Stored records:
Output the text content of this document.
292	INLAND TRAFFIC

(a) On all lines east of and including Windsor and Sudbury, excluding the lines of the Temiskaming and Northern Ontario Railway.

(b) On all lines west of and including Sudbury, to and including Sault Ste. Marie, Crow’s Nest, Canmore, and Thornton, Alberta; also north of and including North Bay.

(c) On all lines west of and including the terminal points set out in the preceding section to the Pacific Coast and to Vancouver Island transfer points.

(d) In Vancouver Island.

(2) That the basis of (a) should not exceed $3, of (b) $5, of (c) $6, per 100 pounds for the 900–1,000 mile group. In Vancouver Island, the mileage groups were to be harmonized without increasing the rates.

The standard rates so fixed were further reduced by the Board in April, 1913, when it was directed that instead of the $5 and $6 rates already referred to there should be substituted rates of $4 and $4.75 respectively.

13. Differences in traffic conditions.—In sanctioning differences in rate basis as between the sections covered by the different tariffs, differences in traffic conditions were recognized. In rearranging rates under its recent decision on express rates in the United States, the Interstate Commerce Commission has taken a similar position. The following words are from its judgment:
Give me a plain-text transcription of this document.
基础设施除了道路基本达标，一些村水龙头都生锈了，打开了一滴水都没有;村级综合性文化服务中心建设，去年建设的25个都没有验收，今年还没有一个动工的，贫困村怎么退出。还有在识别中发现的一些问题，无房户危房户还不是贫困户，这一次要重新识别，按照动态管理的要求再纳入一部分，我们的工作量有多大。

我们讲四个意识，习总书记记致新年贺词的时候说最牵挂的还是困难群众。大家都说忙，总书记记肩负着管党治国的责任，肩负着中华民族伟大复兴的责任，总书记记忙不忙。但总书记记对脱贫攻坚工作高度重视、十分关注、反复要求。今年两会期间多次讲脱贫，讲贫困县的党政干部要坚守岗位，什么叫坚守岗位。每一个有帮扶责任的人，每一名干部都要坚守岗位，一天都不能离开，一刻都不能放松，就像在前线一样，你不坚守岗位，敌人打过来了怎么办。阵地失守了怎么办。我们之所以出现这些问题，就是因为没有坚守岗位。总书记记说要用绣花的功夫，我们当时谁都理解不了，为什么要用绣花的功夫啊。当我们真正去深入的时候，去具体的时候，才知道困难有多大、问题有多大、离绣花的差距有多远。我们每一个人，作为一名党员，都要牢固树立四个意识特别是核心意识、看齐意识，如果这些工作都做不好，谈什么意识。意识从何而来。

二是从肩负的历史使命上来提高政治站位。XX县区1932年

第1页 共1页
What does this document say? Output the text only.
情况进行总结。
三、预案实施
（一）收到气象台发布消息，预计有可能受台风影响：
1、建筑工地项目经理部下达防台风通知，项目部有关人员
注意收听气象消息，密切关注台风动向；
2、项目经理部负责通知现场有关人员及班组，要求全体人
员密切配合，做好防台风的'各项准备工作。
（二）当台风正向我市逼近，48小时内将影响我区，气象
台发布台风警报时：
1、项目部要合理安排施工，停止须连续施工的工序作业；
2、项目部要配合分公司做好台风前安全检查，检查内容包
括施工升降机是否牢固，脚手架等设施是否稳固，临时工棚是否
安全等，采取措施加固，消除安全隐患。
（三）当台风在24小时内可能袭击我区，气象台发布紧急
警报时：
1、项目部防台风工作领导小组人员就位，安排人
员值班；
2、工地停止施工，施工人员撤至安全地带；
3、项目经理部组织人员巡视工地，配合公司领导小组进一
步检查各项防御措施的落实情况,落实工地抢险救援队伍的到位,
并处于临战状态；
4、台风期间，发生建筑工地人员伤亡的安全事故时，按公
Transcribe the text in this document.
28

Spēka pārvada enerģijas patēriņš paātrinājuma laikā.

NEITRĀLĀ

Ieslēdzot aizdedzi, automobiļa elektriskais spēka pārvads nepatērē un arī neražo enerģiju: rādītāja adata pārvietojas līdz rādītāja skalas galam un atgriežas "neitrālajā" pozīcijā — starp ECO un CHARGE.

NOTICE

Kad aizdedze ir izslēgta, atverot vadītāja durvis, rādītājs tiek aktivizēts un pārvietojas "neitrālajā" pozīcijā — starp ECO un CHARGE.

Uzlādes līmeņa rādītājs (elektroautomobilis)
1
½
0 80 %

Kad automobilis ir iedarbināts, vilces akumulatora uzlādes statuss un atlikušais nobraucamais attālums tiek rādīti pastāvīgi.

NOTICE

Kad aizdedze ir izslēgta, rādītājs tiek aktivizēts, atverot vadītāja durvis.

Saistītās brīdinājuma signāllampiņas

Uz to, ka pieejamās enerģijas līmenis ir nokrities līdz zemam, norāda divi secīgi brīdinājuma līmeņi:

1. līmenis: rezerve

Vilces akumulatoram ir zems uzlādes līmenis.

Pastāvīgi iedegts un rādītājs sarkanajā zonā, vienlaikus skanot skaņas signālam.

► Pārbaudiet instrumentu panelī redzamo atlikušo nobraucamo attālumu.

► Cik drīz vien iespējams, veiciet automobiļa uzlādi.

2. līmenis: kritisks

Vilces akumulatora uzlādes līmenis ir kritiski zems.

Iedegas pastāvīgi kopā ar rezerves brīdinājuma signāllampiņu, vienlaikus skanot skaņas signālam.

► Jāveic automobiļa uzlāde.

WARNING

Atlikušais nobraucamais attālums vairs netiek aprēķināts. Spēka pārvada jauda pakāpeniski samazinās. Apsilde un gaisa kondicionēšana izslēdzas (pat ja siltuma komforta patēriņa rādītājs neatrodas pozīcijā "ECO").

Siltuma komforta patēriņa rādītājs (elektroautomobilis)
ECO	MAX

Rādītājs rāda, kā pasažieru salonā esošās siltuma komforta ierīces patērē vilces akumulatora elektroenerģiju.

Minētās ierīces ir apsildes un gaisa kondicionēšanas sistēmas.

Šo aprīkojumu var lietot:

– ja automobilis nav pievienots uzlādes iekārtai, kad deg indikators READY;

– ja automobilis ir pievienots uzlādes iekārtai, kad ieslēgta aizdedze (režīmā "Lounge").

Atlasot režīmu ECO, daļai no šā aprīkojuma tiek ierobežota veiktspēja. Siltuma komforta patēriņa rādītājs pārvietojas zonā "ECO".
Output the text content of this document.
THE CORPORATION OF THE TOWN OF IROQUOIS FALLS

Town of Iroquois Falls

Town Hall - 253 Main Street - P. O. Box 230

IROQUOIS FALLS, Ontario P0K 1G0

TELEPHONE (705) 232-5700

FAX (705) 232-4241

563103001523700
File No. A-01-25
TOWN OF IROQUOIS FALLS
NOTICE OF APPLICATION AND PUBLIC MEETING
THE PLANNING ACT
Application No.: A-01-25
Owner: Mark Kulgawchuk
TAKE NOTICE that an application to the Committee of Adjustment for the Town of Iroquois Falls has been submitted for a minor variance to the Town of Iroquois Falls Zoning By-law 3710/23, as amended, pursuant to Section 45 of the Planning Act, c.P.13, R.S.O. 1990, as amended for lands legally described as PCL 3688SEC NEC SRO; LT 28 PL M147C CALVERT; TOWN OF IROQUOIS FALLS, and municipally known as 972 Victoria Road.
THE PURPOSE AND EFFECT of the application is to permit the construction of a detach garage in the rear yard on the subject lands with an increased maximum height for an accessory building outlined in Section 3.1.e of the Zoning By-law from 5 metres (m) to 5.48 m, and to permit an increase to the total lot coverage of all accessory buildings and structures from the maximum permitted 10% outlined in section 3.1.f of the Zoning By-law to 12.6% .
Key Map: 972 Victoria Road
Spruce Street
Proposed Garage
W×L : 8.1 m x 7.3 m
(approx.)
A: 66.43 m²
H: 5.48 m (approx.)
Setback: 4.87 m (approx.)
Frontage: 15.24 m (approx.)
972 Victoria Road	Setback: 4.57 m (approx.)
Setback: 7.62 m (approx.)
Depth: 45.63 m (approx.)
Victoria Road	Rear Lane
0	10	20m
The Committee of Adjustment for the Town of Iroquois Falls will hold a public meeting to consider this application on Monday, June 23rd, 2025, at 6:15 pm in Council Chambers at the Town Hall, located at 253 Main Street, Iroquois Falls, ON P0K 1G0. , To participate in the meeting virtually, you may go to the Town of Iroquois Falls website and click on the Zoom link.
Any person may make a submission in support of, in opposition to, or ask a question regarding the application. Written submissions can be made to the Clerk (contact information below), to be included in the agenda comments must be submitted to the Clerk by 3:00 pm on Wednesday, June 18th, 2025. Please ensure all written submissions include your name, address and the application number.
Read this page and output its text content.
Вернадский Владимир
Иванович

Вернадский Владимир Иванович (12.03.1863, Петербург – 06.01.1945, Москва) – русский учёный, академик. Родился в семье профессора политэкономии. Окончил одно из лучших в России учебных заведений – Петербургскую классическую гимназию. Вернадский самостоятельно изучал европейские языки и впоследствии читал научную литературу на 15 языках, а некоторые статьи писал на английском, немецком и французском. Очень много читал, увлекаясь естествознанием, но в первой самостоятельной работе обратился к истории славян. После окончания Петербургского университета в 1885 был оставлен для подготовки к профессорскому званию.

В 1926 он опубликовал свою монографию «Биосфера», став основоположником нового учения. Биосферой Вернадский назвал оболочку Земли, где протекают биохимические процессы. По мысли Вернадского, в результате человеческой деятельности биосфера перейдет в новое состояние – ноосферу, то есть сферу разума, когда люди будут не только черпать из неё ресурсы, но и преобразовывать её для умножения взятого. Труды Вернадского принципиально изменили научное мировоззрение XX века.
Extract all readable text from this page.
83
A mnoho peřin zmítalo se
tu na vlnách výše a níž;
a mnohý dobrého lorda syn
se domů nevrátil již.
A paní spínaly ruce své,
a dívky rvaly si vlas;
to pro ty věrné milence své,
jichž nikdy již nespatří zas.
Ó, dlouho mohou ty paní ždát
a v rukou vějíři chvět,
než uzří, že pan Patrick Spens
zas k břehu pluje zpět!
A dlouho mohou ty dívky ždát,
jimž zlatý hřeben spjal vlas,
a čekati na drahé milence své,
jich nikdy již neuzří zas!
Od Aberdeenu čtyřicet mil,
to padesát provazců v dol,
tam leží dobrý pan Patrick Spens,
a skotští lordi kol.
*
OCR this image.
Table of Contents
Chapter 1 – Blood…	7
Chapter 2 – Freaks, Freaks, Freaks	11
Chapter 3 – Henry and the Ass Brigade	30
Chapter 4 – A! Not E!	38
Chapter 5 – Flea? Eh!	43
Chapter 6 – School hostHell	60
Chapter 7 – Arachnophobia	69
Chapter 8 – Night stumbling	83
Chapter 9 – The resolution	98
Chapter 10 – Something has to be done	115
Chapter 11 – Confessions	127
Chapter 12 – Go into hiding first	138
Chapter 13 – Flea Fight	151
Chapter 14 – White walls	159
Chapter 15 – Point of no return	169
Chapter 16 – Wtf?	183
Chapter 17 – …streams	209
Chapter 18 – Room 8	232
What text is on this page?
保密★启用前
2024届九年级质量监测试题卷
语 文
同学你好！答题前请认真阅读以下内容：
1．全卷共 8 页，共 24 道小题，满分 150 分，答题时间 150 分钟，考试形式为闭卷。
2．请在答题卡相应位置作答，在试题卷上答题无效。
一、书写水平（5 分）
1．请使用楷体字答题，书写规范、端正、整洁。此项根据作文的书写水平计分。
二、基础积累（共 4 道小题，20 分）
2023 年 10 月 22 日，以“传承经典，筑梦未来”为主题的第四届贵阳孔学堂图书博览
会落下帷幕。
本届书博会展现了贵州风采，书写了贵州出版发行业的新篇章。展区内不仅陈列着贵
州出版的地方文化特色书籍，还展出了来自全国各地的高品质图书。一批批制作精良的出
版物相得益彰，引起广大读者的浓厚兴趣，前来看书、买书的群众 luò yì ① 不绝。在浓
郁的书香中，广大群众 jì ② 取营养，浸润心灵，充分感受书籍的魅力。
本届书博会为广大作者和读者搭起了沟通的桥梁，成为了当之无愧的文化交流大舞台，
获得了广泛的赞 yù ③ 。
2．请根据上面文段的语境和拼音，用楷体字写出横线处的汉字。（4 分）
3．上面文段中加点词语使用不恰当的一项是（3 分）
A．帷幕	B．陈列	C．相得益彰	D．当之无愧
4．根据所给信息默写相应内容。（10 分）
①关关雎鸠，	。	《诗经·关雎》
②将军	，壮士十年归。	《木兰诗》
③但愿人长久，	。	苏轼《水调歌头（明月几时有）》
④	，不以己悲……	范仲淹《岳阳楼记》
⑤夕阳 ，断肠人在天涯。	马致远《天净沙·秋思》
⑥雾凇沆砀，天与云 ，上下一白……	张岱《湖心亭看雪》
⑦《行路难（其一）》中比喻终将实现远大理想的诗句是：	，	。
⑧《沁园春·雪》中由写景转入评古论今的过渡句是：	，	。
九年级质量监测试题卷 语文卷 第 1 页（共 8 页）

- **Your objective**
Look through the entries above and list every line containing "Ontario".

- **Problem solution**
(a) On all lines east of and including Windsor and Sudbury, excluding the lines of the Temiskaming and Northern Ontario Railway.
IROQUOIS FALLS, Ontario P0K 1G0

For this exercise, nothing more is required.